(Records contained in a dataset)
┌────────

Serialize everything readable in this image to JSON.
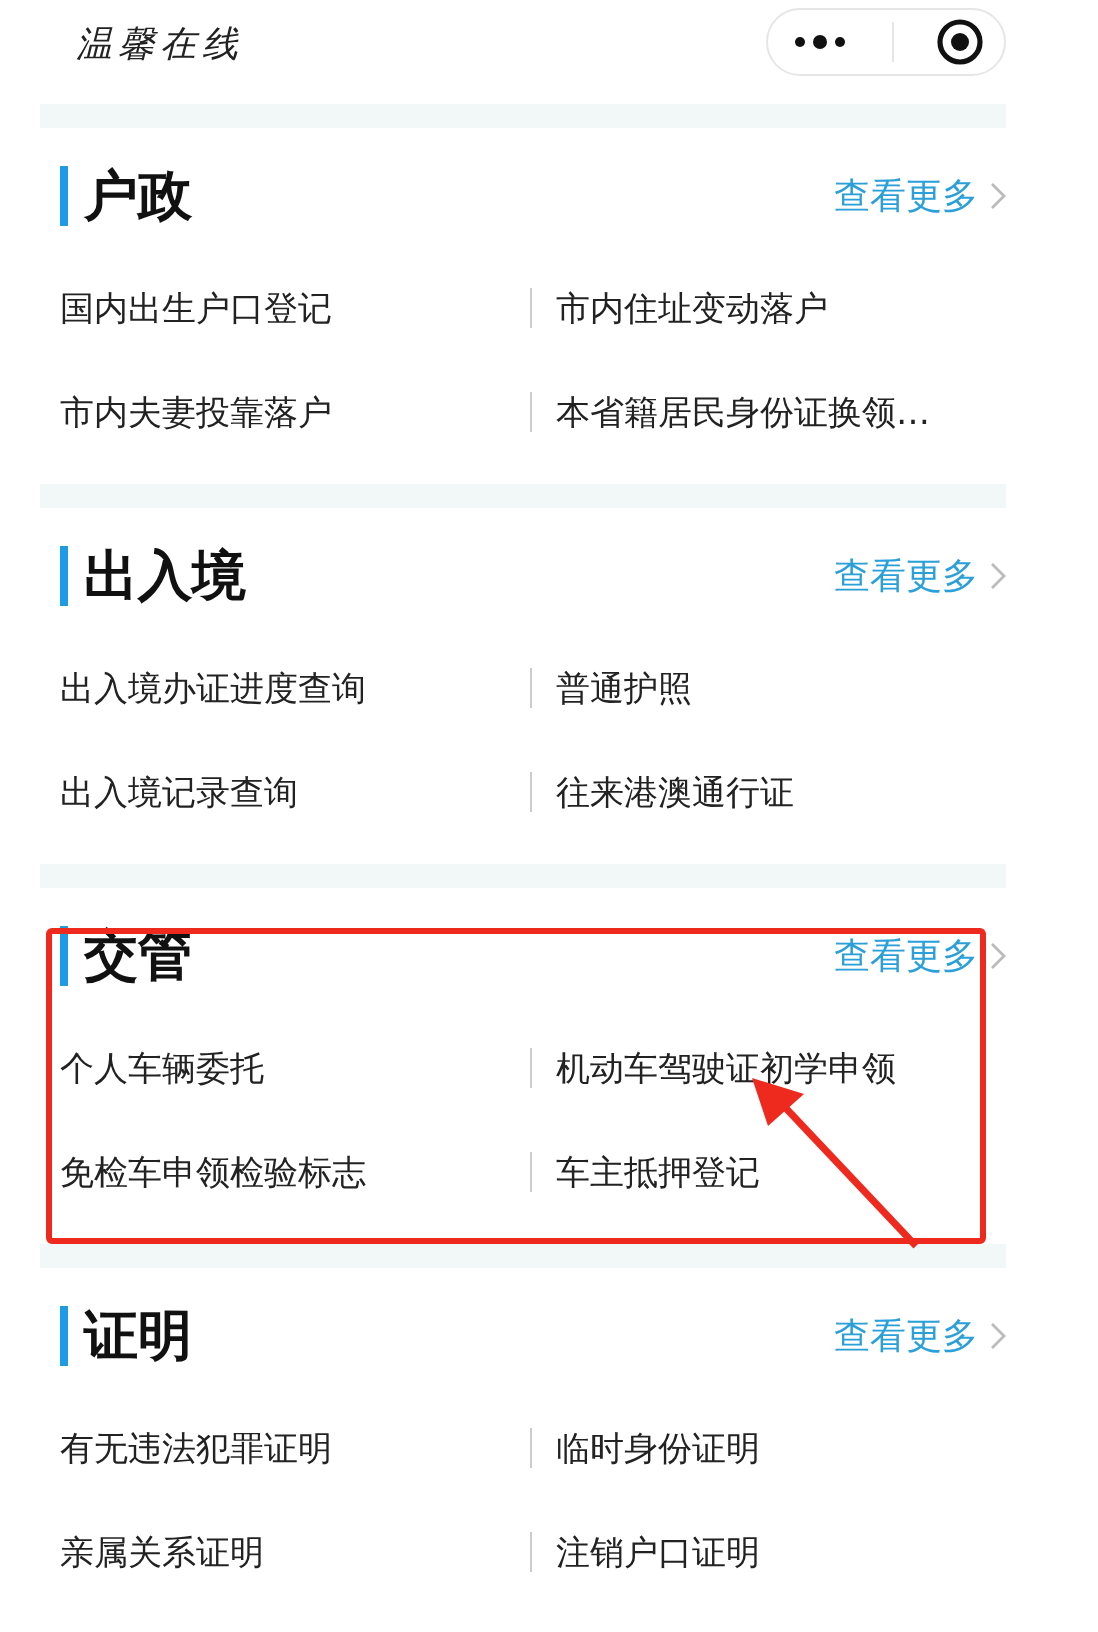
{
  "top_bar": {
    "title": "温馨在线"
  },
  "sections": [
    {
      "title": "户政",
      "more": "查看更多",
      "highlighted": false,
      "items": [
        "国内出生户口登记",
        "市内住址变动落户",
        "市内夫妻投靠落户",
        "本省籍居民身份证换领…"
      ]
    },
    {
      "title": "出入境",
      "more": "查看更多",
      "highlighted": false,
      "items": [
        "出入境办证进度查询",
        "普通护照",
        "出入境记录查询",
        "往来港澳通行证"
      ]
    },
    {
      "title": "交管",
      "more": "查看更多",
      "highlighted": true,
      "items": [
        "个人车辆委托",
        "机动车驾驶证初学申领",
        "免检车申领检验标志",
        "车主抵押登记"
      ]
    },
    {
      "title": "证明",
      "more": "查看更多",
      "highlighted": false,
      "items": [
        "有无违法犯罪证明",
        "临时身份证明",
        "亲属关系证明",
        "注销户口证明"
      ]
    }
  ]
}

└────────

What you need to do »
With the pictures omitted, reproduce the records in full and exactly.

Answer to the task »
Serialize everything readable in this image to JSON.
{
  "top_bar": {
    "title": "温馨在线"
  },
  "sections": [
    {
      "title": "户政",
      "more": "查看更多",
      "highlighted": false,
      "items": [
        "国内出生户口登记",
        "市内住址变动落户",
        "市内夫妻投靠落户",
        "本省籍居民身份证换领…"
      ]
    },
    {
      "title": "出入境",
      "more": "查看更多",
      "highlighted": false,
      "items": [
        "出入境办证进度查询",
        "普通护照",
        "出入境记录查询",
        "往来港澳通行证"
      ]
    },
    {
      "title": "交管",
      "more": "查看更多",
      "highlighted": true,
      "items": [
        "个人车辆委托",
        "机动车驾驶证初学申领",
        "免检车申领检验标志",
        "车主抵押登记"
      ]
    },
    {
      "title": "证明",
      "more": "查看更多",
      "highlighted": false,
      "items": [
        "有无违法犯罪证明",
        "临时身份证明",
        "亲属关系证明",
        "注销户口证明"
      ]
    }
  ]
}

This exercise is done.